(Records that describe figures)
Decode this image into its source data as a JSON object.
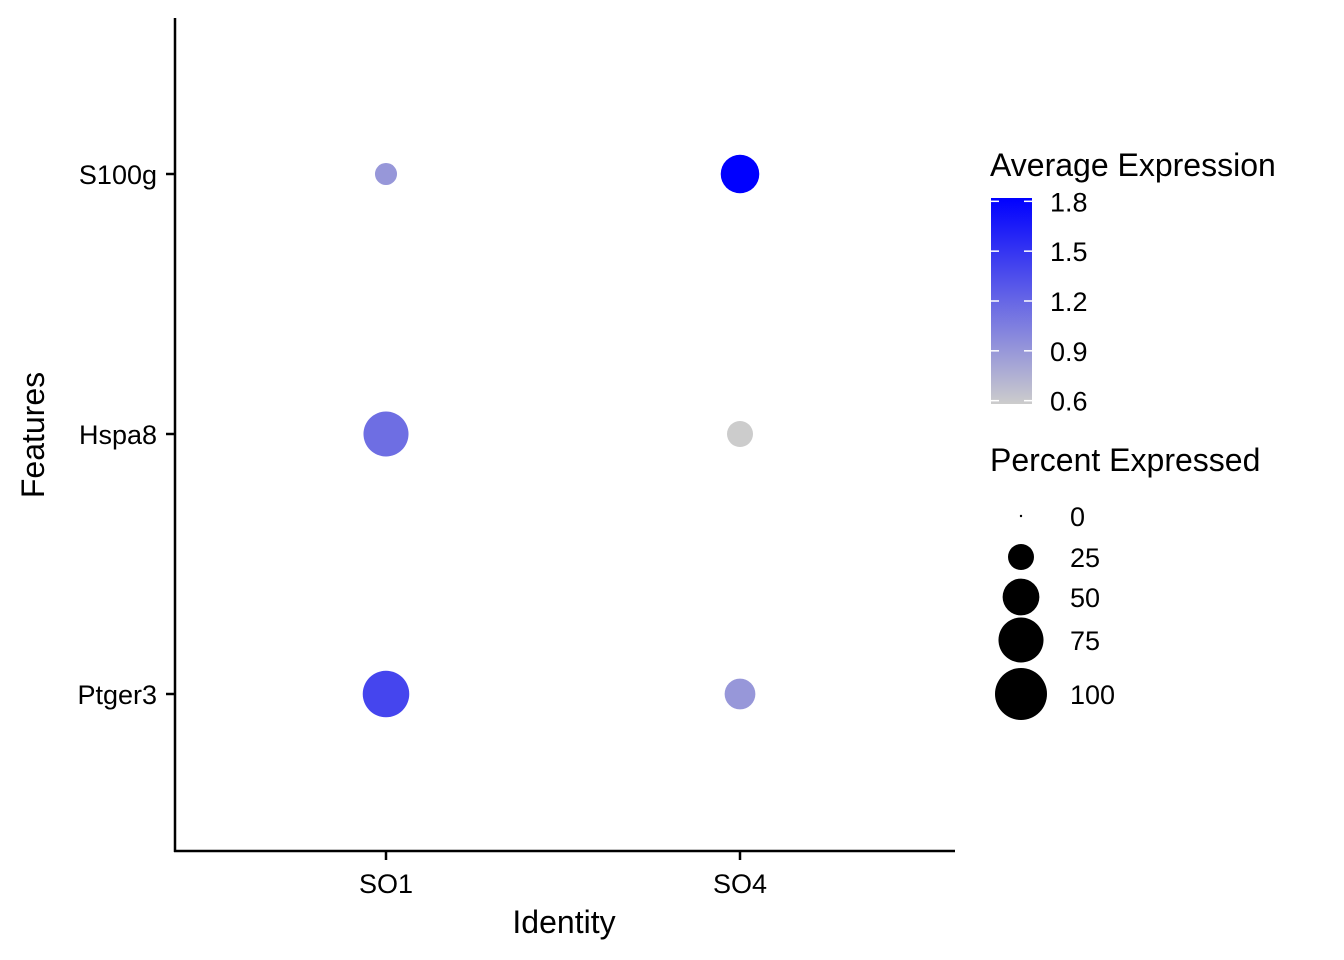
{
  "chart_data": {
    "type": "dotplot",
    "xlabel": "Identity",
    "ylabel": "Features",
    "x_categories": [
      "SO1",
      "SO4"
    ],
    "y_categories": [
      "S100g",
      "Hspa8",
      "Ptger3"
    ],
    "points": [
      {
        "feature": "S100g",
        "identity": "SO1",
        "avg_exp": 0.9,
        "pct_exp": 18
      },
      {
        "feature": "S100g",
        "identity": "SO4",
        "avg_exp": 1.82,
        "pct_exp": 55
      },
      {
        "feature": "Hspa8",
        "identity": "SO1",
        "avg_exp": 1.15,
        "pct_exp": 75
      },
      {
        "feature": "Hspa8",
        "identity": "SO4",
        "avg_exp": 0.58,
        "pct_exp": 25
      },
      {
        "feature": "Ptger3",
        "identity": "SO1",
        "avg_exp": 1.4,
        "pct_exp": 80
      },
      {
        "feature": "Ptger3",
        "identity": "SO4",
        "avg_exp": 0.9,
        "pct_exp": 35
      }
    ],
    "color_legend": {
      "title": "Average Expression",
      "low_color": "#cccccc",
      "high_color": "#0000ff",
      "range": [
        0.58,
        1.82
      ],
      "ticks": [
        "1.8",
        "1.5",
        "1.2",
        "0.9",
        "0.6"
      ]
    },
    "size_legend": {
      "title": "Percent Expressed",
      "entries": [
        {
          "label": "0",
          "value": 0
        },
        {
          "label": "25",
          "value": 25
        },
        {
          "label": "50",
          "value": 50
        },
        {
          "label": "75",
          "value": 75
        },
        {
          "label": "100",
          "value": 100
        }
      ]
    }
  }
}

AIM
Copy the material shown above in full and exactly. Skip the pictures.

FINISHED EXERCISE
Decode this image into its source data as a JSON object.
{
  "chart_data": {
    "type": "dotplot",
    "xlabel": "Identity",
    "ylabel": "Features",
    "x_categories": [
      "SO1",
      "SO4"
    ],
    "y_categories": [
      "S100g",
      "Hspa8",
      "Ptger3"
    ],
    "points": [
      {
        "feature": "S100g",
        "identity": "SO1",
        "avg_exp": 0.9,
        "pct_exp": 18
      },
      {
        "feature": "S100g",
        "identity": "SO4",
        "avg_exp": 1.82,
        "pct_exp": 55
      },
      {
        "feature": "Hspa8",
        "identity": "SO1",
        "avg_exp": 1.15,
        "pct_exp": 75
      },
      {
        "feature": "Hspa8",
        "identity": "SO4",
        "avg_exp": 0.58,
        "pct_exp": 25
      },
      {
        "feature": "Ptger3",
        "identity": "SO1",
        "avg_exp": 1.4,
        "pct_exp": 80
      },
      {
        "feature": "Ptger3",
        "identity": "SO4",
        "avg_exp": 0.9,
        "pct_exp": 35
      }
    ],
    "color_legend": {
      "title": "Average Expression",
      "low_color": "#cccccc",
      "high_color": "#0000ff",
      "range": [
        0.58,
        1.82
      ],
      "ticks": [
        "1.8",
        "1.5",
        "1.2",
        "0.9",
        "0.6"
      ]
    },
    "size_legend": {
      "title": "Percent Expressed",
      "entries": [
        {
          "label": "0",
          "value": 0
        },
        {
          "label": "25",
          "value": 25
        },
        {
          "label": "50",
          "value": 50
        },
        {
          "label": "75",
          "value": 75
        },
        {
          "label": "100",
          "value": 100
        }
      ]
    }
  }
}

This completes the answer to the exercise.